Required work: Reproduce every line in the listing that contains the word "truyền".

Stored records:
********************
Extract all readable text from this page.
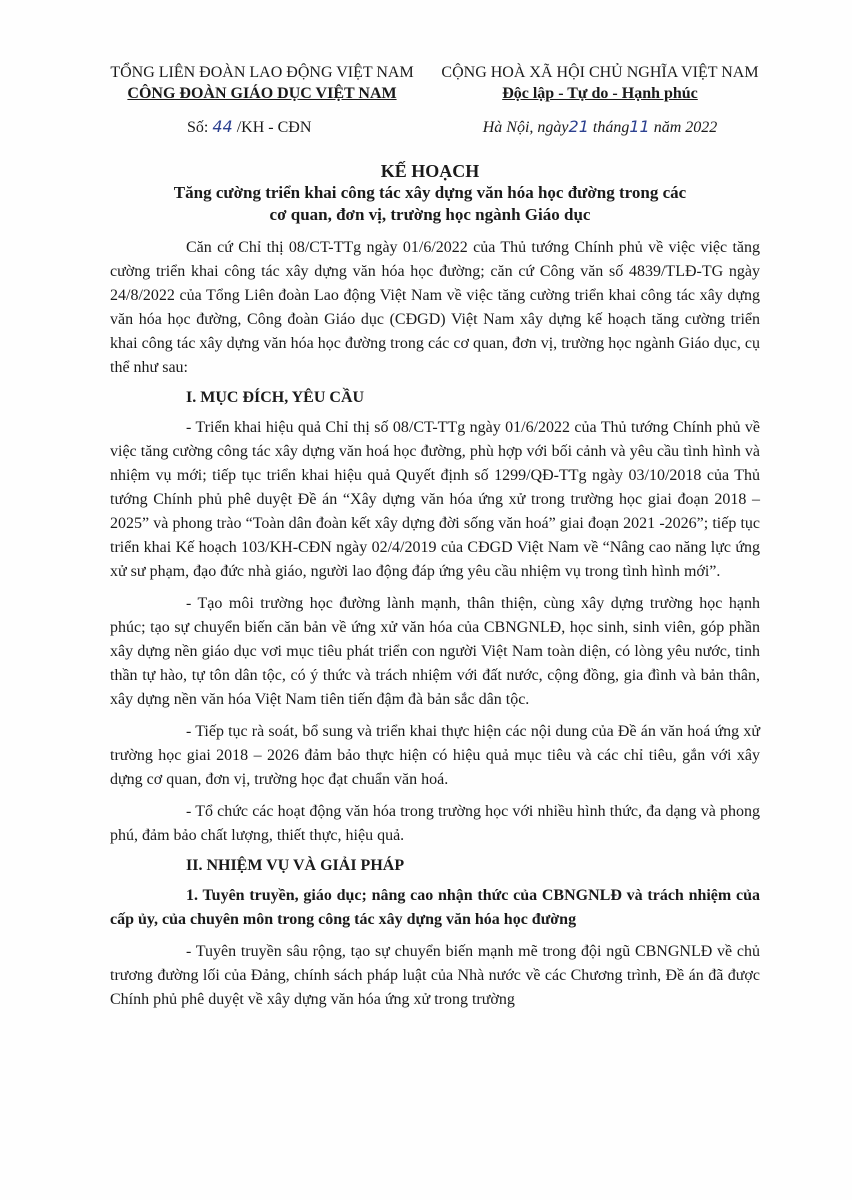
TỔNG LIÊN ĐOÀN LAO ĐỘNG VIỆT NAM
CÔNG ĐOÀN GIÁO DỤC VIỆT NAM
Số: 44 /KH - CĐN
CỘNG HOÀ XÃ HỘI CHỦ NGHĨA VIỆT NAM
Độc lập - Tự do - Hạnh phúc
Hà Nội, ngày21 tháng11 năm 2022
KẾ HOẠCH
Tăng cường triển khai công tác xây dựng văn hóa học đường trong các
cơ quan, đơn vị, trường học ngành Giáo dục

Căn cứ Chỉ thị 08/CT-TTg ngày 01/6/2022 của Thủ tướng Chính phủ về việc việc tăng cường triển khai công tác xây dựng văn hóa học đường; căn cứ Công văn số 4839/TLĐ-TG ngày 24/8/2022 của Tổng Liên đoàn Lao động Việt Nam về việc tăng cường triển khai công tác xây dựng văn hóa học đường, Công đoàn Giáo dục (CĐGD) Việt Nam xây dựng kế hoạch tăng cường triển khai công tác xây dựng văn hóa học đường trong các cơ quan, đơn vị, trường học ngành Giáo dục, cụ thể như sau:

I. MỤC ĐÍCH, YÊU CẦU

- Triển khai hiệu quả Chỉ thị số 08/CT-TTg ngày 01/6/2022 của Thủ tướng Chính phủ về việc tăng cường công tác xây dựng văn hoá học đường, phù hợp với bối cảnh và yêu cầu tình hình và nhiệm vụ mới; tiếp tục triển khai hiệu quả Quyết định số 1299/QĐ-TTg ngày 03/10/2018 của Thủ tướng Chính phủ phê duyệt Đề án “Xây dựng văn hóa ứng xử trong trường học giai đoạn 2018 – 2025” và phong trào “Toàn dân đoàn kết xây dựng đời sống văn hoá” giai đoạn 2021 -2026”; tiếp tục triển khai Kế hoạch 103/KH-CĐN ngày 02/4/2019 của CĐGD Việt Nam về “Nâng cao năng lực ứng xử sư phạm, đạo đức nhà giáo, người lao động đáp ứng yêu cầu nhiệm vụ trong tình hình mới”.

- Tạo môi trường học đường lành mạnh, thân thiện, cùng xây dựng trường học hạnh phúc; tạo sự chuyển biến căn bản về ứng xử văn hóa của CBNGNLĐ, học sinh, sinh viên, góp phần xây dựng nền giáo dục vơi mục tiêu phát triển con người Việt Nam toàn diện, có lòng yêu nước, tinh thần tự hào, tự tôn dân tộc, có ý thức và trách nhiệm với đất nước, cộng đồng, gia đình và bản thân, xây dựng nền văn hóa Việt Nam tiên tiến đậm đà bản sắc dân tộc.

- Tiếp tục rà soát, bổ sung và triển khai thực hiện các nội dung của Đề án văn hoá ứng xử trường học giai 2018 – 2026 đảm bảo thực hiện có hiệu quả mục tiêu và các chỉ tiêu, gắn với xây dựng cơ quan, đơn vị, trường học đạt chuẩn văn hoá.

- Tổ chức các hoạt động văn hóa trong trường học với nhiều hình thức, đa dạng và phong phú, đảm bảo chất lượng, thiết thực, hiệu quả.

II. NHIỆM VỤ VÀ GIẢI PHÁP

1. Tuyên truyền, giáo dục; nâng cao nhận thức của CBNGNLĐ và trách nhiệm của cấp ủy, của chuyên môn trong công tác xây dựng văn hóa học đường

- Tuyên truyền sâu rộng, tạo sự chuyển biến mạnh mẽ trong đội ngũ CBNGNLĐ về chủ trương đường lối của Đảng, chính sách pháp luật của Nhà nước về các Chương trình, Đề án đã được Chính phủ phê duyệt về xây dựng văn hóa ứng xử trong trường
********************
Response for this exercise:
1. Tuyên truyền, giáo dục; nâng cao nhận thức của CBNGNLĐ và trách nhiệm của cấp ủy, của chuyên môn trong công tác xây dựng văn hóa học đường
- Tuyên truyền sâu rộng, tạo sự chuyển biến mạnh mẽ trong đội ngũ CBNGNLĐ về chủ trương đường lối của Đảng, chính sách pháp luật của Nhà nước về các Chương trình, Đề án đã được Chính phủ phê duyệt về xây dựng văn hóa ứng xử trong trường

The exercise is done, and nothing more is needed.